→ **The exercise**
Search the material and gather each line with "Unaffected" in it.

[Part of a data file]
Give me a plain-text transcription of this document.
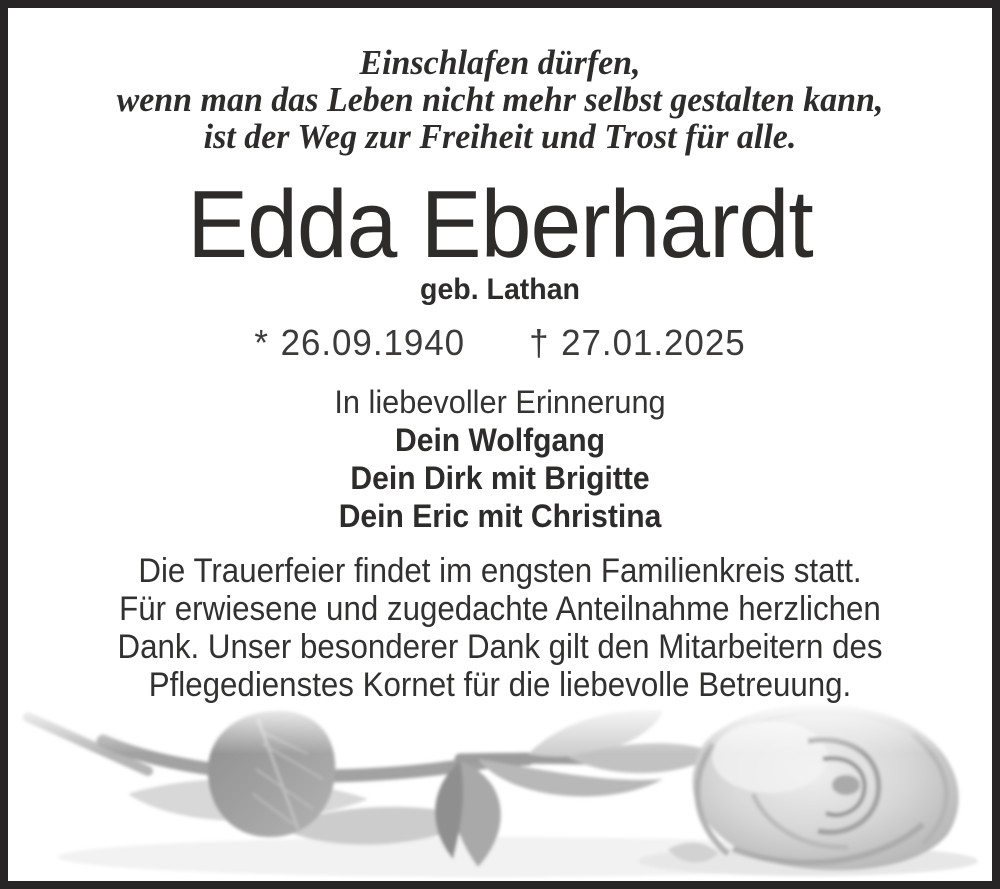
Einschlafen dürfen,
wenn man das Leben nicht mehr selbst gestalten kann,
ist der Weg zur Freiheit und Trost für alle.
Edda Eberhardt
geb. Lathan
* 26.09.1940 † 27.01.2025
In liebevoller Erinnerung
Dein Wolfgang
Dein Dirk mit Brigitte
Dein Eric mit Christina
Die Trauerfeier findet im engsten Familienkreis statt.
Für erwiesene und zugedachte Anteilnahme herzlichen
Dank. Unser besonderer Dank gilt den Mitarbeitern des
Pflegedienstes Kornet für die liebevolle Betreuung.
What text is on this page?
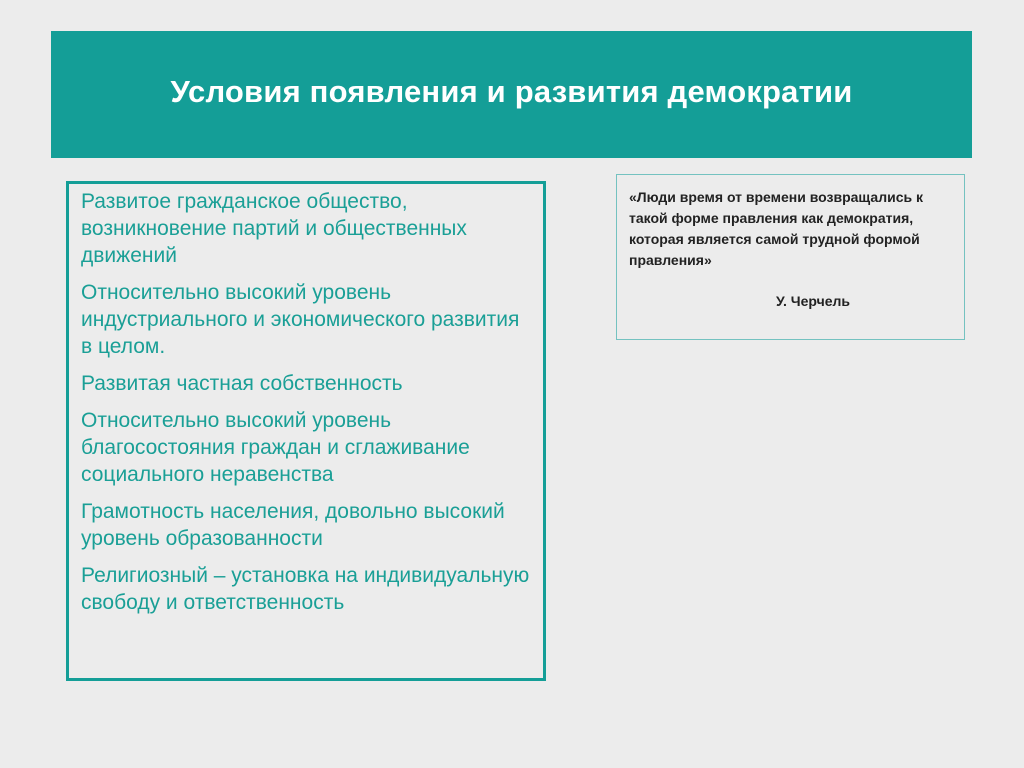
Условия появления и развития демократии
Развитое гражданское общество, возникновение партий и общественных движений
Относительно высокий уровень индустриального и экономического развития в целом.
Развитая частная собственность
Относительно высокий уровень благосостояния граждан и сглаживание социального неравенства
Грамотность населения, довольно высокий уровень образованности
Религиозный – установка на индивидуальную свободу и ответственность

«Люди время от времени возвращались к такой форме правления как демократия, которая является самой трудной формой правления»

У. Черчель
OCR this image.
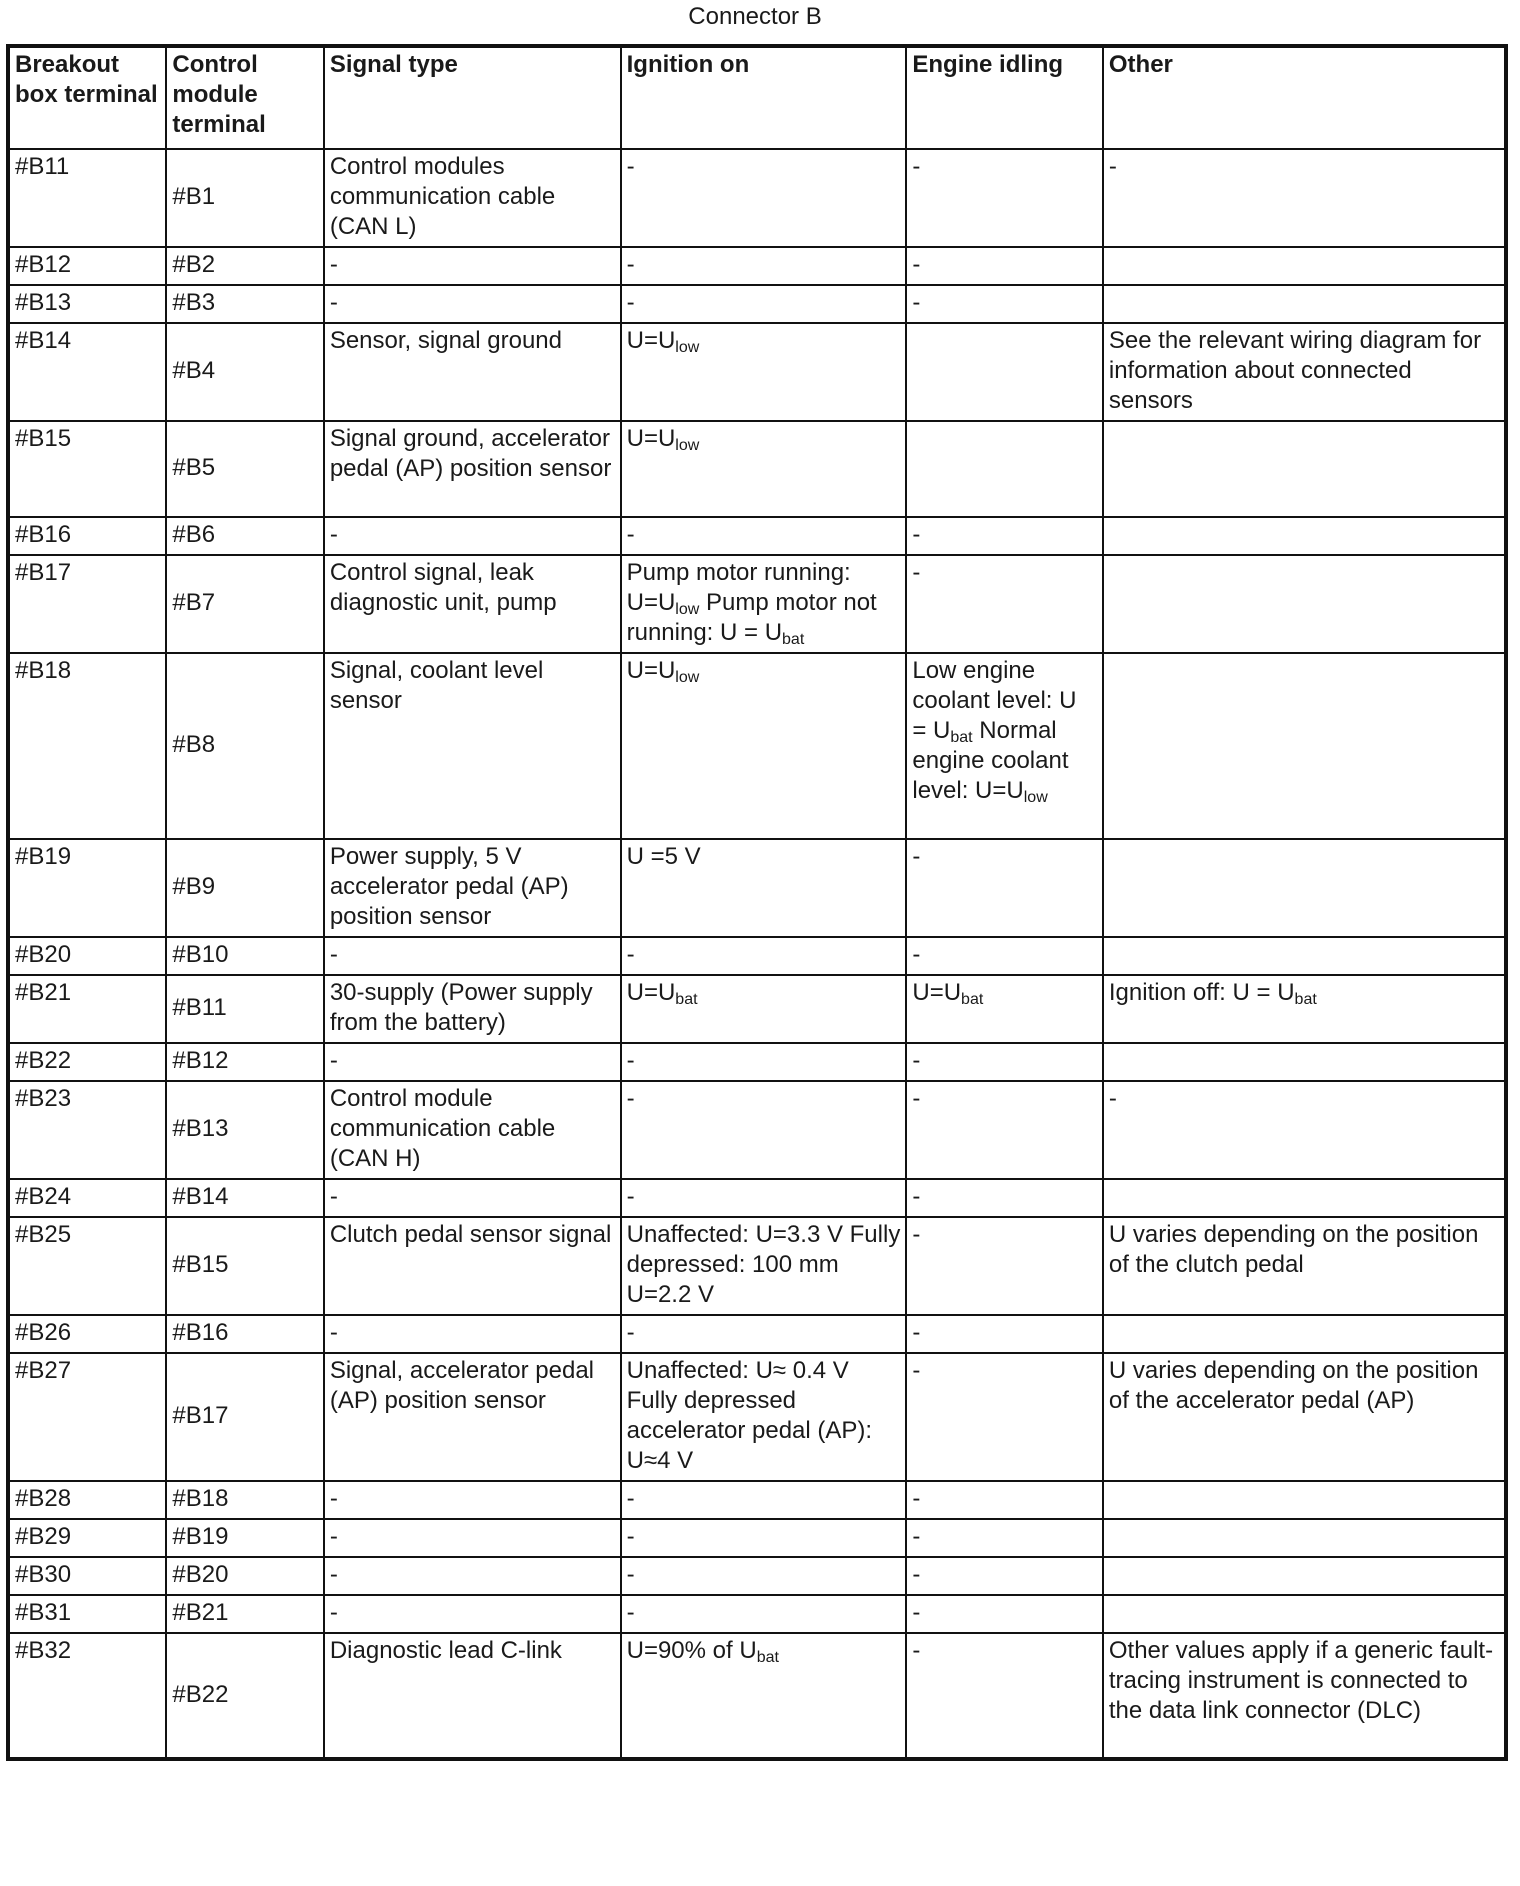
Connector B
Breakout box terminal	Control module terminal	Signal type	Ignition on	Engine idling	Other
#B11	#B1	Control modules communication cable (CAN L)	-	-	-
#B12	#B2	-	-	-	
#B13	#B3	-	-	-	
#B14	#B4	Sensor, signal ground	$U=U_{low}$		See the relevant wiring diagram for information about connected sensors
#B15	#B5	Signal ground, accelerator pedal (AP) position sensor	$U=U_{low}$		
#B16	#B6	-	-	-	
#B17	#B7	Control signal, leak diagnostic unit, pump	Pump motor running: $U=U_{low}$ Pump motor not running: $U = U_{bat}$	-	
#B18	#B8	Signal, coolant level sensor	$U=U_{low}$	Low engine coolant level: $U = U_{bat}$ Normal engine coolant level: $U=U_{low}$	
#B19	#B9	Power supply, 5 V accelerator pedal (AP) position sensor	U =5 V	-	
#B20	#B10	-	-	-	
#B21	#B11	30-supply (Power supply from the battery)	$U=U_{bat}$	$U=U_{bat}$	Ignition off: $U = U_{bat}$
#B22	#B12	-	-	-	
#B23	#B13	Control module communication cable (CAN H)	-	-	-
#B24	#B14	-	-	-	
#B25	#B15	Clutch pedal sensor signal	Unaffected: U=3.3 V Fully depressed: 100 mm U=2.2 V	-	U varies depending on the position of the clutch pedal
#B26	#B16	-	-	-	
#B27	#B17	Signal, accelerator pedal (AP) position sensor	Unaffected: U≈ 0.4 V Fully depressed accelerator pedal (AP): U≈4 V	-	U varies depending on the position of the accelerator pedal (AP)
#B28	#B18	-	-	-	
#B29	#B19	-	-	-	
#B30	#B20	-	-	-	
#B31	#B21	-	-	-	
#B32	#B22	Diagnostic lead C-link	U=90% of $U_{bat}$	-	Other values apply if a generic fault-tracing instrument is connected to the data link connector (DLC)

→ **Output**
#B25	#B15	Clutch pedal sensor signal	Unaffected: U=3.3 V Fully depressed: 100 mm U=2.2 V	-	U varies depending on the position of the clutch pedal
#B27	#B17	Signal, accelerator pedal (AP) position sensor	Unaffected: U≈ 0.4 V Fully depressed accelerator pedal (AP): U≈4 V	-	U varies depending on the position of the accelerator pedal (AP)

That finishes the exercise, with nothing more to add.